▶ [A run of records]
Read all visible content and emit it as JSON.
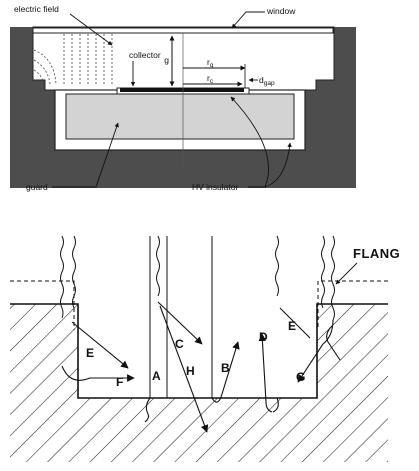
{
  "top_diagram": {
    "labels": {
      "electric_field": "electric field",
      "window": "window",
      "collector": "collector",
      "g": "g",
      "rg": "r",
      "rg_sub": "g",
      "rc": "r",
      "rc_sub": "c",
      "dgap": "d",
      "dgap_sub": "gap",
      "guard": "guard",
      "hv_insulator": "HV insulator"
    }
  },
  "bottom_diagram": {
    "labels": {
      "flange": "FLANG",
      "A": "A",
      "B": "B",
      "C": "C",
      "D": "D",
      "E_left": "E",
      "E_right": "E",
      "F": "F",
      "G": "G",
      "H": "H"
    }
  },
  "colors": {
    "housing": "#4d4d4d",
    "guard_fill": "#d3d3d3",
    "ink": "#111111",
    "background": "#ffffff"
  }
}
--
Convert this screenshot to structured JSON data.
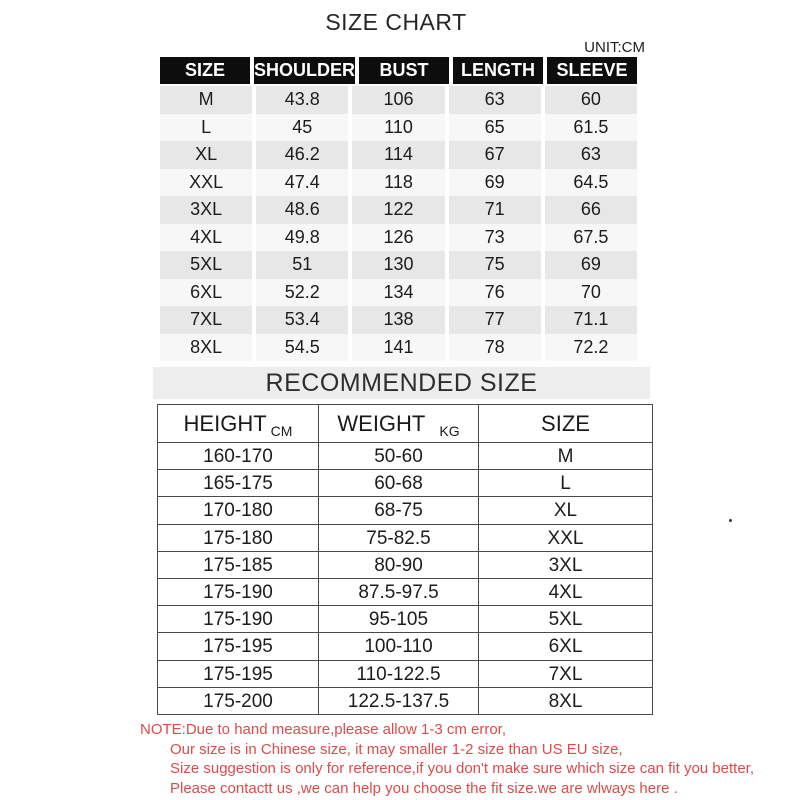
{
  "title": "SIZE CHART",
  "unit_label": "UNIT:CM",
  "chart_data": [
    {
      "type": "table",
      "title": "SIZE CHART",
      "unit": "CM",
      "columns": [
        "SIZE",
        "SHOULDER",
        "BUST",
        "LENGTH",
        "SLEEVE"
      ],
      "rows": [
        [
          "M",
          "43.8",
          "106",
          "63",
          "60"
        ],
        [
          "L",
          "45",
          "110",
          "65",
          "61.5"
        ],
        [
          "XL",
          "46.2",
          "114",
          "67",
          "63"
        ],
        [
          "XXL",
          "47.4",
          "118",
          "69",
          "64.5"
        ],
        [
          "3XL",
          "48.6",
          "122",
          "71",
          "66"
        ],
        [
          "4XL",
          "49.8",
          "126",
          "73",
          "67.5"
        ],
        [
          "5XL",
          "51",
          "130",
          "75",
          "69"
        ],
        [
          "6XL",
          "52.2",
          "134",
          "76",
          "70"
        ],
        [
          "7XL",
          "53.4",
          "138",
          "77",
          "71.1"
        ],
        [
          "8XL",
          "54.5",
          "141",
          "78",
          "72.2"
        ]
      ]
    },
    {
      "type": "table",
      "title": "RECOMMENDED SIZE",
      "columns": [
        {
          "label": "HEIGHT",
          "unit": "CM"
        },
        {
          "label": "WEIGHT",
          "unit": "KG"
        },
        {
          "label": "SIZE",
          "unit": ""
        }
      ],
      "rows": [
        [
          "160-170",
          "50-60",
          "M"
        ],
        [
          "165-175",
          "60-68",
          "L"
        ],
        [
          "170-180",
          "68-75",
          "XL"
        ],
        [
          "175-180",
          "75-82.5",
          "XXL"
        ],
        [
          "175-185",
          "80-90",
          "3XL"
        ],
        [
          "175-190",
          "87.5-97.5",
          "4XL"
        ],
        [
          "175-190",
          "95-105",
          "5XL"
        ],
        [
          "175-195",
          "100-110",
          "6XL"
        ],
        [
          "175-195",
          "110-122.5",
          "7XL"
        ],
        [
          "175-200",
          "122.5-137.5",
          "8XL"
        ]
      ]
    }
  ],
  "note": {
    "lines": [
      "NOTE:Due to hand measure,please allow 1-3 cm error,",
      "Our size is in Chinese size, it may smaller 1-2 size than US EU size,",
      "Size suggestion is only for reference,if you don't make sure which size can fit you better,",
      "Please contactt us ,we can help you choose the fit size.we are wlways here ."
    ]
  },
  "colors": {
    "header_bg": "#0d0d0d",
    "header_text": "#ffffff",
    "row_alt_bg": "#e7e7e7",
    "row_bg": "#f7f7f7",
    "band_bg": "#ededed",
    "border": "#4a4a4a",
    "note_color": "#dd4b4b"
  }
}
---
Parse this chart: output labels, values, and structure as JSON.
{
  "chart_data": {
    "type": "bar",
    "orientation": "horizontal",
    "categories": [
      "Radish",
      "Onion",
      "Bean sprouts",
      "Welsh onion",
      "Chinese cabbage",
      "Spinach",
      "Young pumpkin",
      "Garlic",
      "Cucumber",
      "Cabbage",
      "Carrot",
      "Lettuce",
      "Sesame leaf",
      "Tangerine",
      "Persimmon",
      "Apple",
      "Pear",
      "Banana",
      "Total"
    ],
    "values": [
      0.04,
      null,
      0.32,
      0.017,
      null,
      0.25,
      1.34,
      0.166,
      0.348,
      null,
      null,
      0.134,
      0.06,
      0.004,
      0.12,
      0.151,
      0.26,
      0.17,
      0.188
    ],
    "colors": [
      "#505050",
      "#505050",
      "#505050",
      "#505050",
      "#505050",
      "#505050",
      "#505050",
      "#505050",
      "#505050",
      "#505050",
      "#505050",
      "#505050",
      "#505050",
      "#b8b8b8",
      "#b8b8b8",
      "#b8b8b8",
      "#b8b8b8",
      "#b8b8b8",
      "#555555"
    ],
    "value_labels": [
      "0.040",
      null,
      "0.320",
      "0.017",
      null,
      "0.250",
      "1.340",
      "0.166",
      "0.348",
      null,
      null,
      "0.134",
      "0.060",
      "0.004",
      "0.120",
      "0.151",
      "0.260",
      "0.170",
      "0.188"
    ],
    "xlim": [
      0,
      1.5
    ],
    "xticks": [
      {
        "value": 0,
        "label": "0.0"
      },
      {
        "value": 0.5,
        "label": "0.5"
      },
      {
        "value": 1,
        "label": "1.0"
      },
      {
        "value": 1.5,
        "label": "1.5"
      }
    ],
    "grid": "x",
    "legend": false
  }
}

▶ [Given instruction] Make a list of all lines in the data that contain "values".

▶ [Result]
Parse this chart: output labels, values, and structure as JSON.
    "values": [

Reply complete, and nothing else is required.